● Your instructions:
Set down all of the data exactly as it appears.

● Record extracts:
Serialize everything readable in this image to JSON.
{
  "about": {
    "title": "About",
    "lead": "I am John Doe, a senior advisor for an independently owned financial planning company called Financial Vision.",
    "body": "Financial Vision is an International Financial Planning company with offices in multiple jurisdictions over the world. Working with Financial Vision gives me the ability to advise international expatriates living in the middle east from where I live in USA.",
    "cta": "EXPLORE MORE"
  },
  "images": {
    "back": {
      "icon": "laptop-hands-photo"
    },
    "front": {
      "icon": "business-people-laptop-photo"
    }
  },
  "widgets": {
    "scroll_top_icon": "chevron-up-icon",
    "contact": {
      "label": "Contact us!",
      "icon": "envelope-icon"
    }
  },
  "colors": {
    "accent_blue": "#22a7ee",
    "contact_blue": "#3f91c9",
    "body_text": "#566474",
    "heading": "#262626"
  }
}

● Task output:
Serialize everything readable in this image to JSON.
{
  "about": {
    "title": "About",
    "lead": "I am John Doe, a senior advisor for an independently owned financial planning company called Financial Vision.",
    "body": "Financial Vision is an International Financial Planning company with offices in multiple jurisdictions over the world. Working with Financial Vision gives me the ability to advise international expatriates living in the middle east from where I live in USA.",
    "cta": "EXPLORE MORE"
  },
  "images": {
    "back": {
      "icon": "laptop-hands-photo"
    },
    "front": {
      "icon": "business-people-laptop-photo"
    }
  },
  "widgets": {
    "scroll_top_icon": "chevron-up-icon",
    "contact": {
      "label": "Contact us!",
      "icon": "envelope-icon"
    }
  },
  "colors": {
    "accent_blue": "#22a7ee",
    "contact_blue": "#3f91c9",
    "body_text": "#566474",
    "heading": "#262626"
  }
}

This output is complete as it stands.